- **TASK TO COMPLETE**
Return the entries verbatim and drop every picture.

- **SUPPLIED DATA**
|---|

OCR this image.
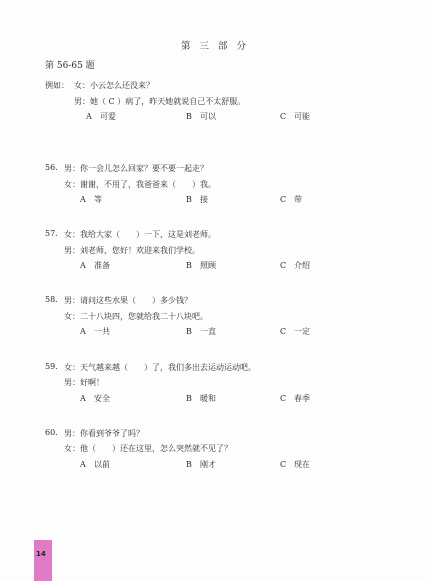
第 三 部 分
第 56-65 题
例如： 女：小云怎么还没来？
男：她（ C ）病了，昨天她就说自己不太舒服。
A 可爱	B 可以	C 可能
56. 男：你一会儿怎么回家？要不要一起走？
女：谢谢，不用了，我爸爸来（　　）我。
A 等	B 接	C 带
57. 女：我给大家（　　）一下，这是刘老师。
男：刘老师，您好！欢迎来我们学校。
A 准备	B 照顾	C 介绍
58. 男：请问这些水果（　　）多少钱？
女：二十八块四，您就给我二十八块吧。
A 一共	B 一直	C 一定
59. 女：天气越来越（　　）了，我们多出去运动运动吧。
男：好啊！
A 安全	B 暖和	C 春季
60. 男：你看到爷爷了吗？
女：他（　　）还在这里，怎么突然就不见了？
A 以前	B 刚才	C 现在
14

|---|

- **RESULT OF THIS EXERCISE**
OCR this image.
第 三 部 分
第 56-65 题
例如： 女：小云怎么还没来？
男：她（ C ）病了，昨天她就说自己不太舒服。
A 可爱	B 可以	C 可能
56. 男：你一会儿怎么回家？要不要一起走？
女：谢谢，不用了，我爸爸来（　　）我。
A 等	B 接	C 带
57. 女：我给大家（　　）一下，这是刘老师。
男：刘老师，您好！欢迎来我们学校。
A 准备	B 照顾	C 介绍
58. 男：请问这些水果（　　）多少钱？
女：二十八块四，您就给我二十八块吧。
A 一共	B 一直	C 一定
59. 女：天气越来越（　　）了，我们多出去运动运动吧。
男：好啊！
A 安全	B 暖和	C 春季
60. 男：你看到爷爷了吗？
女：他（　　）还在这里，怎么突然就不见了？
A 以前	B 刚才	C 现在
14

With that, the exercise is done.